(Some records)
--- --- ---
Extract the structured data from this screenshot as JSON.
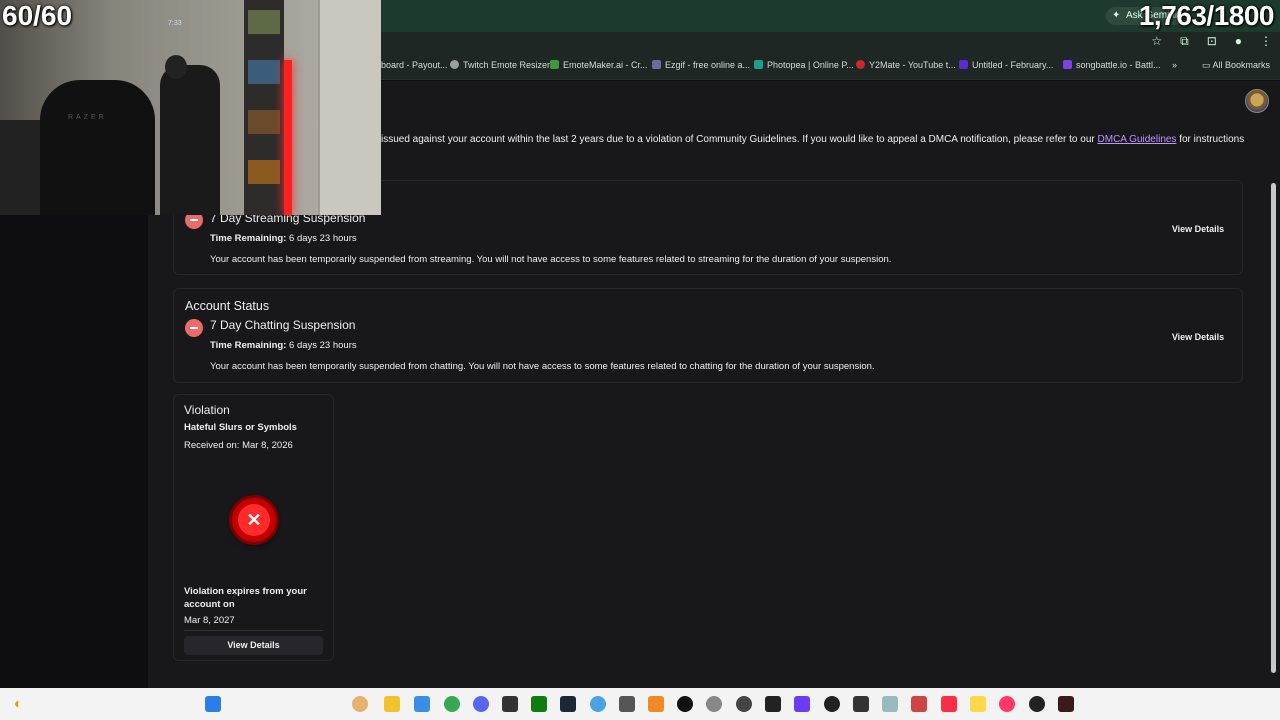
{
  "stream_overlay": {
    "fps_counter": "60/60",
    "goal_counter": "1,763/1800",
    "cam_timestamp": "7:33",
    "chair_brand": "RAZER"
  },
  "browser": {
    "extension_badge": "Ask Gemini",
    "bookmarks": [
      {
        "label": "board - Payout...",
        "color": "#7b7b7b"
      },
      {
        "label": "Twitch Emote Resizer",
        "color": "#9d9d9d"
      },
      {
        "label": "EmoteMaker.ai - Cr...",
        "color": "#3c9a3c"
      },
      {
        "label": "Ezgif - free online a...",
        "color": "#6c6c9c"
      },
      {
        "label": "Photopea | Online P...",
        "color": "#1aa08c"
      },
      {
        "label": "Y2Mate - YouTube t...",
        "color": "#cc2a2a"
      },
      {
        "label": "Untitled - February...",
        "color": "#5b2bd0"
      },
      {
        "label": "songbattle.io - Battl...",
        "color": "#8040e0"
      }
    ],
    "all_bookmarks": "All Bookmarks"
  },
  "notice": {
    "text": "issued against your account within the last 2 years due to a violation of Community Guidelines. If you would like to appeal a DMCA notification, please refer to our",
    "link": "DMCA Guidelines",
    "tail": "for instructions"
  },
  "streaming_card": {
    "title": "7 Day Streaming Suspension",
    "time_label": "Time Remaining:",
    "time_value": "6 days 23 hours",
    "description": "Your account has been temporarily suspended from streaming. You will not have access to some features related to streaming for the duration of your suspension.",
    "button": "View Details"
  },
  "chatting_card": {
    "heading": "Account Status",
    "title": "7 Day Chatting Suspension",
    "time_label": "Time Remaining:",
    "time_value": "6 days 23 hours",
    "description": "Your account has been temporarily suspended from chatting. You will not have access to some features related to chatting for the duration of your suspension.",
    "button": "View Details"
  },
  "violation_card": {
    "heading": "Violation",
    "type": "Hateful Slurs or Symbols",
    "received": "Received on: Mar 8, 2026",
    "icon_glyph": "✕",
    "expires_line1": "Violation expires from your",
    "expires_line2": "account on",
    "expires_date": "Mar 8, 2027",
    "button": "View Details"
  }
}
--- --- ---
▶ **SET PROBLEM**
Do not include the images; transcribe the rest of the listing exactly.

▶ **ANSWER TO THIS PROBLEM**
Extract the structured data from this screenshot as JSON.
{
  "stream_overlay": {
    "fps_counter": "60/60",
    "goal_counter": "1,763/1800",
    "cam_timestamp": "7:33",
    "chair_brand": "RAZER"
  },
  "browser": {
    "extension_badge": "Ask Gemini",
    "bookmarks": [
      {
        "label": "board - Payout...",
        "color": "#7b7b7b"
      },
      {
        "label": "Twitch Emote Resizer",
        "color": "#9d9d9d"
      },
      {
        "label": "EmoteMaker.ai - Cr...",
        "color": "#3c9a3c"
      },
      {
        "label": "Ezgif - free online a...",
        "color": "#6c6c9c"
      },
      {
        "label": "Photopea | Online P...",
        "color": "#1aa08c"
      },
      {
        "label": "Y2Mate - YouTube t...",
        "color": "#cc2a2a"
      },
      {
        "label": "Untitled - February...",
        "color": "#5b2bd0"
      },
      {
        "label": "songbattle.io - Battl...",
        "color": "#8040e0"
      }
    ],
    "all_bookmarks": "All Bookmarks"
  },
  "notice": {
    "text": "issued against your account within the last 2 years due to a violation of Community Guidelines. If you would like to appeal a DMCA notification, please refer to our",
    "link": "DMCA Guidelines",
    "tail": "for instructions"
  },
  "streaming_card": {
    "title": "7 Day Streaming Suspension",
    "time_label": "Time Remaining:",
    "time_value": "6 days 23 hours",
    "description": "Your account has been temporarily suspended from streaming. You will not have access to some features related to streaming for the duration of your suspension.",
    "button": "View Details"
  },
  "chatting_card": {
    "heading": "Account Status",
    "title": "7 Day Chatting Suspension",
    "time_label": "Time Remaining:",
    "time_value": "6 days 23 hours",
    "description": "Your account has been temporarily suspended from chatting. You will not have access to some features related to chatting for the duration of your suspension.",
    "button": "View Details"
  },
  "violation_card": {
    "heading": "Violation",
    "type": "Hateful Slurs or Symbols",
    "received": "Received on: Mar 8, 2026",
    "icon_glyph": "✕",
    "expires_line1": "Violation expires from your",
    "expires_line2": "account on",
    "expires_date": "Mar 8, 2027",
    "button": "View Details"
  }
}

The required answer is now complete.